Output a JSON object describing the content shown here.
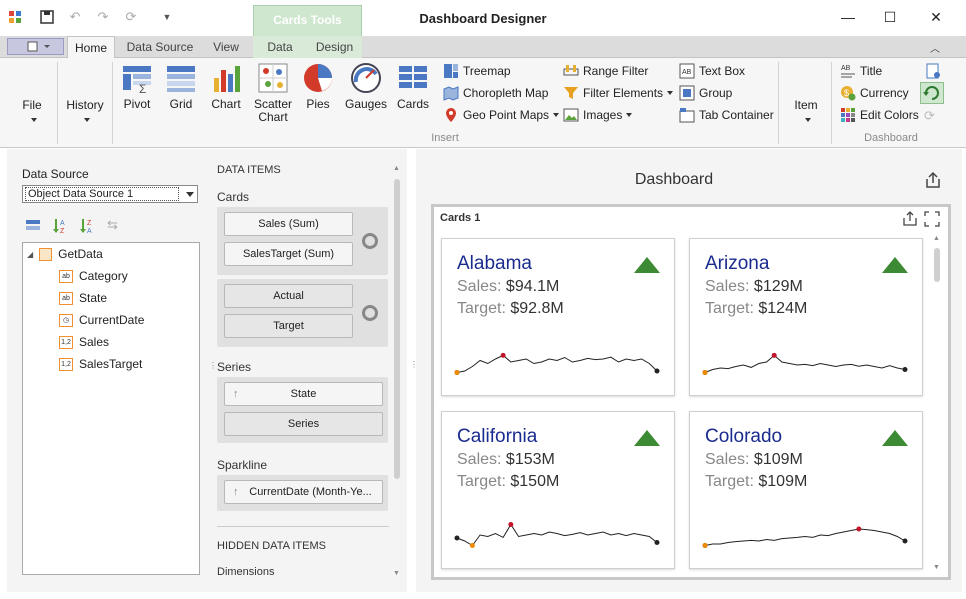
{
  "app": {
    "title": "Dashboard Designer",
    "context_tab": "Cards Tools"
  },
  "tabs": [
    "Home",
    "Data Source",
    "View",
    "Data",
    "Design"
  ],
  "ribbon": {
    "file": "File",
    "history": "History",
    "big": [
      "Pivot",
      "Grid",
      "Chart",
      "Scatter Chart",
      "Pies",
      "Gauges",
      "Cards"
    ],
    "col1": [
      "Treemap",
      "Choropleth Map",
      "Geo Point Maps"
    ],
    "col2": [
      "Range Filter",
      "Filter Elements",
      "Images"
    ],
    "col3": [
      "Text Box",
      "Group",
      "Tab Container"
    ],
    "item": "Item",
    "dash": [
      "Title",
      "Currency",
      "Edit Colors"
    ],
    "group_insert": "Insert",
    "group_dashboard": "Dashboard"
  },
  "left": {
    "data_source_label": "Data Source",
    "data_source_value": "Object Data Source 1",
    "root": "GetData",
    "fields": [
      {
        "name": "Category",
        "type": "ab"
      },
      {
        "name": "State",
        "type": "ab"
      },
      {
        "name": "CurrentDate",
        "type": "clock"
      },
      {
        "name": "Sales",
        "type": "1,2"
      },
      {
        "name": "SalesTarget",
        "type": "1,2"
      }
    ]
  },
  "mid": {
    "data_items": "DATA ITEMS",
    "cards": "Cards",
    "card_measures": [
      "Sales (Sum)",
      "SalesTarget (Sum)"
    ],
    "card_actual": "Actual",
    "card_target": "Target",
    "series_label": "Series",
    "series_state": "State",
    "series_placeholder": "Series",
    "sparkline_label": "Sparkline",
    "sparkline_item": "CurrentDate (Month-Ye...",
    "hidden": "HIDDEN DATA ITEMS",
    "dimensions": "Dimensions"
  },
  "dashboard": {
    "title": "Dashboard",
    "item_caption": "Cards 1",
    "sales_label": "Sales:",
    "target_label": "Target:",
    "cards": [
      {
        "state": "Alabama",
        "sales": "$94.1M",
        "target": "$92.8M",
        "spark": [
          0.15,
          0.2,
          0.35,
          0.55,
          0.45,
          0.6,
          0.72,
          0.5,
          0.55,
          0.6,
          0.45,
          0.5,
          0.6,
          0.55,
          0.65,
          0.5,
          0.55,
          0.62,
          0.58,
          0.6,
          0.66,
          0.5,
          0.6,
          0.55,
          0.6,
          0.45,
          0.2
        ]
      },
      {
        "state": "Arizona",
        "sales": "$129M",
        "target": "$124M",
        "spark": [
          0.15,
          0.25,
          0.3,
          0.28,
          0.35,
          0.4,
          0.32,
          0.45,
          0.5,
          0.72,
          0.5,
          0.45,
          0.4,
          0.42,
          0.38,
          0.45,
          0.4,
          0.35,
          0.4,
          0.42,
          0.36,
          0.4,
          0.35,
          0.3,
          0.38,
          0.3,
          0.25
        ]
      },
      {
        "state": "California",
        "sales": "$153M",
        "target": "$150M",
        "spark": [
          0.4,
          0.3,
          0.15,
          0.5,
          0.45,
          0.55,
          0.42,
          0.85,
          0.45,
          0.5,
          0.55,
          0.5,
          0.6,
          0.55,
          0.48,
          0.52,
          0.58,
          0.5,
          0.55,
          0.6,
          0.5,
          0.55,
          0.48,
          0.55,
          0.5,
          0.45,
          0.25
        ]
      },
      {
        "state": "Colorado",
        "sales": "$109M",
        "target": "$109M",
        "spark": [
          0.15,
          0.2,
          0.2,
          0.25,
          0.28,
          0.3,
          0.32,
          0.3,
          0.35,
          0.32,
          0.38,
          0.4,
          0.42,
          0.45,
          0.42,
          0.5,
          0.48,
          0.55,
          0.6,
          0.65,
          0.7,
          0.68,
          0.65,
          0.6,
          0.55,
          0.45,
          0.3
        ]
      }
    ]
  }
}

§ **Exercise description**
Go through the records above, find every line with the word "CurrentDate", and list those lines.

§ **Task response**
        "name": "CurrentDate",
    "sparkline_item": "CurrentDate (Month-Ye...",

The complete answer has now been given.